**Instruction:** Copy the lines of each record below verbatim.

**Records shown:**
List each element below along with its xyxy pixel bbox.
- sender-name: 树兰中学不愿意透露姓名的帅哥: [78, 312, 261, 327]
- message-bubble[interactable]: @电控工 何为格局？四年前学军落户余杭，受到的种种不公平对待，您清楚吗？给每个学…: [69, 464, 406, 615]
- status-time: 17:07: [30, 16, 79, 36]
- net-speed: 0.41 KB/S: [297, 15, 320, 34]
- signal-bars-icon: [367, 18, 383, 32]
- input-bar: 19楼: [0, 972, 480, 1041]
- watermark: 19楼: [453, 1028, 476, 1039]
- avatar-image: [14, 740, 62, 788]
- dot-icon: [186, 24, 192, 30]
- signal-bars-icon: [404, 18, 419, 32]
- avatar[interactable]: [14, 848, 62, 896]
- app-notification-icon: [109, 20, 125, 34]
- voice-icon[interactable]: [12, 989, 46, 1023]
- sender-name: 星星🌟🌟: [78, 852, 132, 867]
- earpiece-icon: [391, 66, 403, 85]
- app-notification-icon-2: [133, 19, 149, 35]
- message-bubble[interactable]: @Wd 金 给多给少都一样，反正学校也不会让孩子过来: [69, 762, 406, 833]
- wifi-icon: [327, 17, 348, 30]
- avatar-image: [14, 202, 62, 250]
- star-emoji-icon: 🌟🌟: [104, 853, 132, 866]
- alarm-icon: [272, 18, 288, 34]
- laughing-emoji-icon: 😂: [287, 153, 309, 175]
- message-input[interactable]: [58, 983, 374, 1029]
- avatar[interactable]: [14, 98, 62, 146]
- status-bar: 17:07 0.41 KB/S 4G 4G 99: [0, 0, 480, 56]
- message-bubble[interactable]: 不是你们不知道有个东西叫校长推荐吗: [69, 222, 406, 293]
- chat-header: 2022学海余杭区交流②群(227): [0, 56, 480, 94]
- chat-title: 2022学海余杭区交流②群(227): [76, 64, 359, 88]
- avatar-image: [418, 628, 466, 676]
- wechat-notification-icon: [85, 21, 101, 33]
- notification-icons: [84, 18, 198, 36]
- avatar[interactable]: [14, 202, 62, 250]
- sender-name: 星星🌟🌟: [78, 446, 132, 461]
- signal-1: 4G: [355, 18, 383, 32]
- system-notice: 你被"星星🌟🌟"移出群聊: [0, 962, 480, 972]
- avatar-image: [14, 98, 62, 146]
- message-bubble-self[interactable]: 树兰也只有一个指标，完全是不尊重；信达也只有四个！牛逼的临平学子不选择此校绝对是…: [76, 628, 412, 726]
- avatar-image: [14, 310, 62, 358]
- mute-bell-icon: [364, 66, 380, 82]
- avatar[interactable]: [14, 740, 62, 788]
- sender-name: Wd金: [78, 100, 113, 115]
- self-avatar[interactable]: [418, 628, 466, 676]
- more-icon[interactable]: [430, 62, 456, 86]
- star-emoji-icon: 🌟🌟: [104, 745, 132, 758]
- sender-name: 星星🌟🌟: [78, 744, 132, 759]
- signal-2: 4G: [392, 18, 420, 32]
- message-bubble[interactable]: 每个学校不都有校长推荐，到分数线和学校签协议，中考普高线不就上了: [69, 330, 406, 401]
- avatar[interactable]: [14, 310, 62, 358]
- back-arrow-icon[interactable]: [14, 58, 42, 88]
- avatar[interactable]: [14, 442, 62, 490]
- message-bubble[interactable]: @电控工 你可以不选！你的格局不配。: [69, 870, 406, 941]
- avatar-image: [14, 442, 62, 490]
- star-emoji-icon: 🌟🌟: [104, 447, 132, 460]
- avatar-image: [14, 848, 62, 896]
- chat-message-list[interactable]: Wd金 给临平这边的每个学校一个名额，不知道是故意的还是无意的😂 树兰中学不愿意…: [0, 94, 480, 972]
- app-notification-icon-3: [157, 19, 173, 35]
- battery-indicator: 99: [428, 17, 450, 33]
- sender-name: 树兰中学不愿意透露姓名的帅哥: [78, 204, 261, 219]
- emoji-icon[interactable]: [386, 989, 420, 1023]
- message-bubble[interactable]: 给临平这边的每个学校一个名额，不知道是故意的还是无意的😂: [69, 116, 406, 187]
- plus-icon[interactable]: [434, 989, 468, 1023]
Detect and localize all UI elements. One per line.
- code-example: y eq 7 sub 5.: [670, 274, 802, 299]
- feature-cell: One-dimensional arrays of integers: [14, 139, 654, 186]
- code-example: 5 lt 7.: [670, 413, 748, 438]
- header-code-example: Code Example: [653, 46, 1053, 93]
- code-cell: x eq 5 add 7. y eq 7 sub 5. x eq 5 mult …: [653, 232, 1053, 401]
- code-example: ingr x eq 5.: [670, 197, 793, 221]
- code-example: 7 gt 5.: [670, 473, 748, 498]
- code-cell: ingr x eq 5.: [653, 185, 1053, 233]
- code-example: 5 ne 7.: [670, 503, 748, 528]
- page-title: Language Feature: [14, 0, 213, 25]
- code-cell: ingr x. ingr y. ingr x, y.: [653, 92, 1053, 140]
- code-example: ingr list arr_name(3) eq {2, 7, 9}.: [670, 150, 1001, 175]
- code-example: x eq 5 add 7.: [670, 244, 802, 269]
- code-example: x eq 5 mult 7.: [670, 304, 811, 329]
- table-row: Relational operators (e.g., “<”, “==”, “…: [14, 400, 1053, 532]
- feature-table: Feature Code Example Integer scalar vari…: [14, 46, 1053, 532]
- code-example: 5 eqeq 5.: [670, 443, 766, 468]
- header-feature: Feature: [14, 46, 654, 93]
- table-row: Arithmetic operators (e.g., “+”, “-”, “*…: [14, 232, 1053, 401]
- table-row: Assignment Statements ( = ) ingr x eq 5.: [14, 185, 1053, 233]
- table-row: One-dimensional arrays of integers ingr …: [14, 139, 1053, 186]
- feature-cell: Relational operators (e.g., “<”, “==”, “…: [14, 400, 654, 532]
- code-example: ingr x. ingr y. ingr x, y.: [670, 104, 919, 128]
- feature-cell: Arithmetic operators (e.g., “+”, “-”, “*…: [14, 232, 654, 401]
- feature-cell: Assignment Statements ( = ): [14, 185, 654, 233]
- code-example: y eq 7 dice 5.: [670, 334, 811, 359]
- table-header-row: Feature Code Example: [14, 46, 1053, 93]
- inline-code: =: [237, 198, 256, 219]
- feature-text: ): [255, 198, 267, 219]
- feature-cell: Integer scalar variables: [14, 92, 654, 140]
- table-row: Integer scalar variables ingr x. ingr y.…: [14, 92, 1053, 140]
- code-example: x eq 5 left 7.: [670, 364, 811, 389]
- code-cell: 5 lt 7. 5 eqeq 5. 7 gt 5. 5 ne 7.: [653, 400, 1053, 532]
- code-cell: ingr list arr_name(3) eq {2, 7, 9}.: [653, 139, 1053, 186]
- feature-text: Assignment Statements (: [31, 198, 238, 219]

**Exercise solution:**
List each element below along with its xyxy pixel bbox.
- sender-name: 树兰中学不愿意透露姓名的帅哥: [78, 312, 261, 327]
- message-bubble[interactable]: @电控工 何为格局？四年前学军落户余杭，受到的种种不公平对待，您清楚吗？给每个学…: [69, 464, 406, 615]
- status-time: 17:07: [30, 16, 79, 36]
- net-speed: 0.41 KB/S: [297, 15, 320, 34]
- signal-bars-icon: [367, 18, 383, 32]
- input-bar: 19楼: [0, 972, 480, 1041]
- watermark: 19楼: [453, 1028, 476, 1039]
- avatar-image: [14, 740, 62, 788]
- dot-icon: [186, 24, 192, 30]
- signal-bars-icon: [404, 18, 419, 32]
- avatar[interactable]: [14, 848, 62, 896]
- app-notification-icon: [109, 20, 125, 34]
- voice-icon[interactable]: [12, 989, 46, 1023]
- sender-name: 星星🌟🌟: [78, 852, 132, 867]
- earpiece-icon: [391, 66, 403, 85]
- app-notification-icon-2: [133, 19, 149, 35]
- message-bubble[interactable]: @Wd 金 给多给少都一样，反正学校也不会让孩子过来: [69, 762, 406, 833]
- wifi-icon: [327, 17, 348, 30]
- avatar-image: [14, 202, 62, 250]
- star-emoji-icon: 🌟🌟: [104, 853, 132, 866]
- alarm-icon: [272, 18, 288, 34]
- laughing-emoji-icon: 😂: [287, 153, 309, 175]
- message-input[interactable]: [58, 983, 374, 1029]
- avatar[interactable]: [14, 98, 62, 146]
- status-bar: 17:07 0.41 KB/S 4G 4G 99: [0, 0, 480, 56]
- message-bubble[interactable]: 不是你们不知道有个东西叫校长推荐吗: [69, 222, 406, 293]
- chat-header: 2022学海余杭区交流②群(227): [0, 56, 480, 94]
- chat-title: 2022学海余杭区交流②群(227): [76, 64, 359, 88]
- avatar-image: [418, 628, 466, 676]
- wechat-notification-icon: [85, 21, 101, 33]
- notification-icons: [84, 18, 198, 36]
- avatar[interactable]: [14, 202, 62, 250]
- sender-name: 星星🌟🌟: [78, 446, 132, 461]
- signal-1: 4G: [355, 18, 383, 32]
- system-notice: 你被"星星🌟🌟"移出群聊: [0, 962, 480, 972]
- avatar-image: [14, 98, 62, 146]
- message-bubble-self[interactable]: 树兰也只有一个指标，完全是不尊重；信达也只有四个！牛逼的临平学子不选择此校绝对是…: [76, 628, 412, 726]
- avatar-image: [14, 310, 62, 358]
- mute-bell-icon: [364, 66, 380, 82]
- avatar[interactable]: [14, 740, 62, 788]
- sender-name: Wd金: [78, 100, 113, 115]
- self-avatar[interactable]: [418, 628, 466, 676]
- more-icon[interactable]: [430, 62, 456, 86]
- star-emoji-icon: 🌟🌟: [104, 745, 132, 758]
- sender-name: 星星🌟🌟: [78, 744, 132, 759]
- signal-2: 4G: [392, 18, 420, 32]
- message-bubble[interactable]: 每个学校不都有校长推荐，到分数线和学校签协议，中考普高线不就上了: [69, 330, 406, 401]
- avatar[interactable]: [14, 310, 62, 358]
- back-arrow-icon[interactable]: [14, 58, 42, 88]
- avatar[interactable]: [14, 442, 62, 490]
- message-bubble[interactable]: @电控工 你可以不选！你的格局不配。: [69, 870, 406, 941]
- avatar-image: [14, 442, 62, 490]
- star-emoji-icon: 🌟🌟: [104, 447, 132, 460]
- avatar-image: [14, 848, 62, 896]
- chat-message-list[interactable]: Wd金 给临平这边的每个学校一个名额，不知道是故意的还是无意的😂 树兰中学不愿意…: [0, 94, 480, 972]
- app-notification-icon-3: [157, 19, 173, 35]
- battery-indicator: 99: [428, 17, 450, 33]
- sender-name: 树兰中学不愿意透露姓名的帅哥: [78, 204, 261, 219]
- emoji-icon[interactable]: [386, 989, 420, 1023]
- message-bubble[interactable]: 给临平这边的每个学校一个名额，不知道是故意的还是无意的😂: [69, 116, 406, 187]
- plus-icon[interactable]: [434, 989, 468, 1023]
Detect and localize all UI elements. One per line.
- code-example: y eq 7 sub 5.: [670, 274, 802, 299]
- feature-cell: One-dimensional arrays of integers: [14, 139, 654, 186]
- code-example: 5 lt 7.: [670, 413, 748, 438]
- header-code-example: Code Example: [653, 46, 1053, 93]
- code-cell: x eq 5 add 7. y eq 7 sub 5. x eq 5 mult …: [653, 232, 1053, 401]
- code-example: ingr x eq 5.: [670, 197, 793, 221]
- code-example: 7 gt 5.: [670, 473, 748, 498]
- code-cell: ingr x eq 5.: [653, 185, 1053, 233]
- code-example: 5 ne 7.: [670, 503, 748, 528]
- page-title: Language Feature: [14, 0, 213, 25]
- code-cell: ingr x. ingr y. ingr x, y.: [653, 92, 1053, 140]
- code-example: ingr list arr_name(3) eq {2, 7, 9}.: [670, 150, 1001, 175]
- code-example: x eq 5 add 7.: [670, 244, 802, 269]
- code-example: x eq 5 mult 7.: [670, 304, 811, 329]
- table-row: Relational operators (e.g., “<”, “==”, “…: [14, 400, 1053, 532]
- feature-table: Feature Code Example Integer scalar vari…: [14, 46, 1053, 532]
- code-example: 5 eqeq 5.: [670, 443, 766, 468]
- header-feature: Feature: [14, 46, 654, 93]
- table-row: Arithmetic operators (e.g., “+”, “-”, “*…: [14, 232, 1053, 401]
- table-row: Assignment Statements ( = ) ingr x eq 5.: [14, 185, 1053, 233]
- table-row: One-dimensional arrays of integers ingr …: [14, 139, 1053, 186]
- feature-cell: Relational operators (e.g., “<”, “==”, “…: [14, 400, 654, 532]
- code-example: ingr x. ingr y. ingr x, y.: [670, 104, 919, 128]
- feature-cell: Arithmetic operators (e.g., “+”, “-”, “*…: [14, 232, 654, 401]
- feature-cell: Assignment Statements ( = ): [14, 185, 654, 233]
- code-example: y eq 7 dice 5.: [670, 334, 811, 359]
- table-header-row: Feature Code Example: [14, 46, 1053, 93]
- inline-code: =: [237, 198, 256, 219]
- feature-text: ): [255, 198, 267, 219]
- feature-cell: Integer scalar variables: [14, 92, 654, 140]
- table-row: Integer scalar variables ingr x. ingr y.…: [14, 92, 1053, 140]
- code-example: x eq 5 left 7.: [670, 364, 811, 389]
- code-cell: 5 lt 7. 5 eqeq 5. 7 gt 5. 5 ne 7.: [653, 400, 1053, 532]
- code-cell: ingr list arr_name(3) eq {2, 7, 9}.: [653, 139, 1053, 186]
- feature-text: Assignment Statements (: [31, 198, 238, 219]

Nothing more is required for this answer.